Excerpts from a figure dataset
------------
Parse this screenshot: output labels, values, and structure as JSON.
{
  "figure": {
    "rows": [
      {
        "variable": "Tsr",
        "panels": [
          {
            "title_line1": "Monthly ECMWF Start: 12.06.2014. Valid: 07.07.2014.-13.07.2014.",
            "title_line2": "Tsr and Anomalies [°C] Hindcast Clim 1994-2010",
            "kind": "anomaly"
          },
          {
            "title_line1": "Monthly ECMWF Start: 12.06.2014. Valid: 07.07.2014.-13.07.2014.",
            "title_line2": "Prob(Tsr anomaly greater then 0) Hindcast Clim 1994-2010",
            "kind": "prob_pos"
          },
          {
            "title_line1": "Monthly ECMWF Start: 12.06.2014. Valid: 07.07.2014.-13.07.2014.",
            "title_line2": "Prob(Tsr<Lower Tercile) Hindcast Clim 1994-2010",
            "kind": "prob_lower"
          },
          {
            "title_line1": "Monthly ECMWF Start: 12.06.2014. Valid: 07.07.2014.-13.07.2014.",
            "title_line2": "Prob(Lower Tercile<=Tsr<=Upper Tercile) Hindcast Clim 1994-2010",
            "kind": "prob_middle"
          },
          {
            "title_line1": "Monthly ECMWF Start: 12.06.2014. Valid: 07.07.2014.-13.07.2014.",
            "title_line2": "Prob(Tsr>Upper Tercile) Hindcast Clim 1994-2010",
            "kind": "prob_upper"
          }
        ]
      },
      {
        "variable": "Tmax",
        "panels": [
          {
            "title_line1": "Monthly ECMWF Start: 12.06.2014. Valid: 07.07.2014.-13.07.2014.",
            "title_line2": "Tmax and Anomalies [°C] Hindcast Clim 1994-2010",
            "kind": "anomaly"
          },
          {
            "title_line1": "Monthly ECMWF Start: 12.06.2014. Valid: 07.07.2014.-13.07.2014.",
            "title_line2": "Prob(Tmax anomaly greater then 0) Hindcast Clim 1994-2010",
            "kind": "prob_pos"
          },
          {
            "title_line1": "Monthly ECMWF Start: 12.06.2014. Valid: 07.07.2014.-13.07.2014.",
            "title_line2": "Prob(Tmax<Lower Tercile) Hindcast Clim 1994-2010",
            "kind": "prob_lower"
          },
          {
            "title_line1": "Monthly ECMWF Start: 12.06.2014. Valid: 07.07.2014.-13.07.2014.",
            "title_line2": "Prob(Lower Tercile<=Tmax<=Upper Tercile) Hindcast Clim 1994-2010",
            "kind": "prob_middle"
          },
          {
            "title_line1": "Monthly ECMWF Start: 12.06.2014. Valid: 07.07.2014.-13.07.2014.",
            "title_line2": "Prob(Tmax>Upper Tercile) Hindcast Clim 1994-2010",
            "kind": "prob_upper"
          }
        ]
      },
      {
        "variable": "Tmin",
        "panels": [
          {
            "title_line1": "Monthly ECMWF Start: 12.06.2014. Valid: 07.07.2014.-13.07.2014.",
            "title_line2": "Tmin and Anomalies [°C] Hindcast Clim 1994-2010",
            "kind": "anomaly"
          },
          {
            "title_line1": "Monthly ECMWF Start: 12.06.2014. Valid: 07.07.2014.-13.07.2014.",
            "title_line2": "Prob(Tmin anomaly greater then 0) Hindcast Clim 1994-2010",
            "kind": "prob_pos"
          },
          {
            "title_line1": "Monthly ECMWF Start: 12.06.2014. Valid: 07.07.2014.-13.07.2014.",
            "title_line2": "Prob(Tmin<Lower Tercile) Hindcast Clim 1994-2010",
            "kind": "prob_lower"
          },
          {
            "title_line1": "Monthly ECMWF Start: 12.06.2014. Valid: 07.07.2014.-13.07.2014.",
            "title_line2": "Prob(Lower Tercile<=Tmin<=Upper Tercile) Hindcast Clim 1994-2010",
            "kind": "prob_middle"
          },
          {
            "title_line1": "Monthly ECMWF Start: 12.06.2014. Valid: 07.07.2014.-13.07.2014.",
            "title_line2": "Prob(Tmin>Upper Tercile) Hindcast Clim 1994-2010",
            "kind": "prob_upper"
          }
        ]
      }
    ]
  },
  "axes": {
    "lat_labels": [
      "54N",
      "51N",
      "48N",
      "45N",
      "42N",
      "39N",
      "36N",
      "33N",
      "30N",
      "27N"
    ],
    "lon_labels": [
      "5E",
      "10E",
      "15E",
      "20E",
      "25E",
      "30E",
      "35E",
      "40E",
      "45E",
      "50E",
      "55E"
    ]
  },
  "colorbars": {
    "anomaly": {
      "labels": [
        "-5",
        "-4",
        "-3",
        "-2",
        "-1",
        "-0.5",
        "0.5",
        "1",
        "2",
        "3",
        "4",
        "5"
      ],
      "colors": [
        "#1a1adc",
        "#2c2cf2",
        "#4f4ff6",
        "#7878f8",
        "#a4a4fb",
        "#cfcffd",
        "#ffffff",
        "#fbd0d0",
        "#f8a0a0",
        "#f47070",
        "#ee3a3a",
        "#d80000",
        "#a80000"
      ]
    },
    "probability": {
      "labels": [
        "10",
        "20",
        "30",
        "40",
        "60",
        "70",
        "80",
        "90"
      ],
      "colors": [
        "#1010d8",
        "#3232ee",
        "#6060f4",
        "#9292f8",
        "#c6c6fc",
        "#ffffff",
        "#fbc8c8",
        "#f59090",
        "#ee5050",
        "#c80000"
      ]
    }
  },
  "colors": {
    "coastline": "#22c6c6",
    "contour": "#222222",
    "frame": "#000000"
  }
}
------------
-- INSTRUCTIONS TO FOLLOW --
Transcribe the full listing above without leaving anything out.

-- REPLY TO THE EXERCISE --
Parse this screenshot: output labels, values, and structure as JSON.
{
  "figure": {
    "rows": [
      {
        "variable": "Tsr",
        "panels": [
          {
            "title_line1": "Monthly ECMWF Start: 12.06.2014. Valid: 07.07.2014.-13.07.2014.",
            "title_line2": "Tsr and Anomalies [°C] Hindcast Clim 1994-2010",
            "kind": "anomaly"
          },
          {
            "title_line1": "Monthly ECMWF Start: 12.06.2014. Valid: 07.07.2014.-13.07.2014.",
            "title_line2": "Prob(Tsr anomaly greater then 0) Hindcast Clim 1994-2010",
            "kind": "prob_pos"
          },
          {
            "title_line1": "Monthly ECMWF Start: 12.06.2014. Valid: 07.07.2014.-13.07.2014.",
            "title_line2": "Prob(Tsr<Lower Tercile) Hindcast Clim 1994-2010",
            "kind": "prob_lower"
          },
          {
            "title_line1": "Monthly ECMWF Start: 12.06.2014. Valid: 07.07.2014.-13.07.2014.",
            "title_line2": "Prob(Lower Tercile<=Tsr<=Upper Tercile) Hindcast Clim 1994-2010",
            "kind": "prob_middle"
          },
          {
            "title_line1": "Monthly ECMWF Start: 12.06.2014. Valid: 07.07.2014.-13.07.2014.",
            "title_line2": "Prob(Tsr>Upper Tercile) Hindcast Clim 1994-2010",
            "kind": "prob_upper"
          }
        ]
      },
      {
        "variable": "Tmax",
        "panels": [
          {
            "title_line1": "Monthly ECMWF Start: 12.06.2014. Valid: 07.07.2014.-13.07.2014.",
            "title_line2": "Tmax and Anomalies [°C] Hindcast Clim 1994-2010",
            "kind": "anomaly"
          },
          {
            "title_line1": "Monthly ECMWF Start: 12.06.2014. Valid: 07.07.2014.-13.07.2014.",
            "title_line2": "Prob(Tmax anomaly greater then 0) Hindcast Clim 1994-2010",
            "kind": "prob_pos"
          },
          {
            "title_line1": "Monthly ECMWF Start: 12.06.2014. Valid: 07.07.2014.-13.07.2014.",
            "title_line2": "Prob(Tmax<Lower Tercile) Hindcast Clim 1994-2010",
            "kind": "prob_lower"
          },
          {
            "title_line1": "Monthly ECMWF Start: 12.06.2014. Valid: 07.07.2014.-13.07.2014.",
            "title_line2": "Prob(Lower Tercile<=Tmax<=Upper Tercile) Hindcast Clim 1994-2010",
            "kind": "prob_middle"
          },
          {
            "title_line1": "Monthly ECMWF Start: 12.06.2014. Valid: 07.07.2014.-13.07.2014.",
            "title_line2": "Prob(Tmax>Upper Tercile) Hindcast Clim 1994-2010",
            "kind": "prob_upper"
          }
        ]
      },
      {
        "variable": "Tmin",
        "panels": [
          {
            "title_line1": "Monthly ECMWF Start: 12.06.2014. Valid: 07.07.2014.-13.07.2014.",
            "title_line2": "Tmin and Anomalies [°C] Hindcast Clim 1994-2010",
            "kind": "anomaly"
          },
          {
            "title_line1": "Monthly ECMWF Start: 12.06.2014. Valid: 07.07.2014.-13.07.2014.",
            "title_line2": "Prob(Tmin anomaly greater then 0) Hindcast Clim 1994-2010",
            "kind": "prob_pos"
          },
          {
            "title_line1": "Monthly ECMWF Start: 12.06.2014. Valid: 07.07.2014.-13.07.2014.",
            "title_line2": "Prob(Tmin<Lower Tercile) Hindcast Clim 1994-2010",
            "kind": "prob_lower"
          },
          {
            "title_line1": "Monthly ECMWF Start: 12.06.2014. Valid: 07.07.2014.-13.07.2014.",
            "title_line2": "Prob(Lower Tercile<=Tmin<=Upper Tercile) Hindcast Clim 1994-2010",
            "kind": "prob_middle"
          },
          {
            "title_line1": "Monthly ECMWF Start: 12.06.2014. Valid: 07.07.2014.-13.07.2014.",
            "title_line2": "Prob(Tmin>Upper Tercile) Hindcast Clim 1994-2010",
            "kind": "prob_upper"
          }
        ]
      }
    ]
  },
  "axes": {
    "lat_labels": [
      "54N",
      "51N",
      "48N",
      "45N",
      "42N",
      "39N",
      "36N",
      "33N",
      "30N",
      "27N"
    ],
    "lon_labels": [
      "5E",
      "10E",
      "15E",
      "20E",
      "25E",
      "30E",
      "35E",
      "40E",
      "45E",
      "50E",
      "55E"
    ]
  },
  "colorbars": {
    "anomaly": {
      "labels": [
        "-5",
        "-4",
        "-3",
        "-2",
        "-1",
        "-0.5",
        "0.5",
        "1",
        "2",
        "3",
        "4",
        "5"
      ],
      "colors": [
        "#1a1adc",
        "#2c2cf2",
        "#4f4ff6",
        "#7878f8",
        "#a4a4fb",
        "#cfcffd",
        "#ffffff",
        "#fbd0d0",
        "#f8a0a0",
        "#f47070",
        "#ee3a3a",
        "#d80000",
        "#a80000"
      ]
    },
    "probability": {
      "labels": [
        "10",
        "20",
        "30",
        "40",
        "60",
        "70",
        "80",
        "90"
      ],
      "colors": [
        "#1010d8",
        "#3232ee",
        "#6060f4",
        "#9292f8",
        "#c6c6fc",
        "#ffffff",
        "#fbc8c8",
        "#f59090",
        "#ee5050",
        "#c80000"
      ]
    }
  },
  "colors": {
    "coastline": "#22c6c6",
    "contour": "#222222",
    "frame": "#000000"
  }
}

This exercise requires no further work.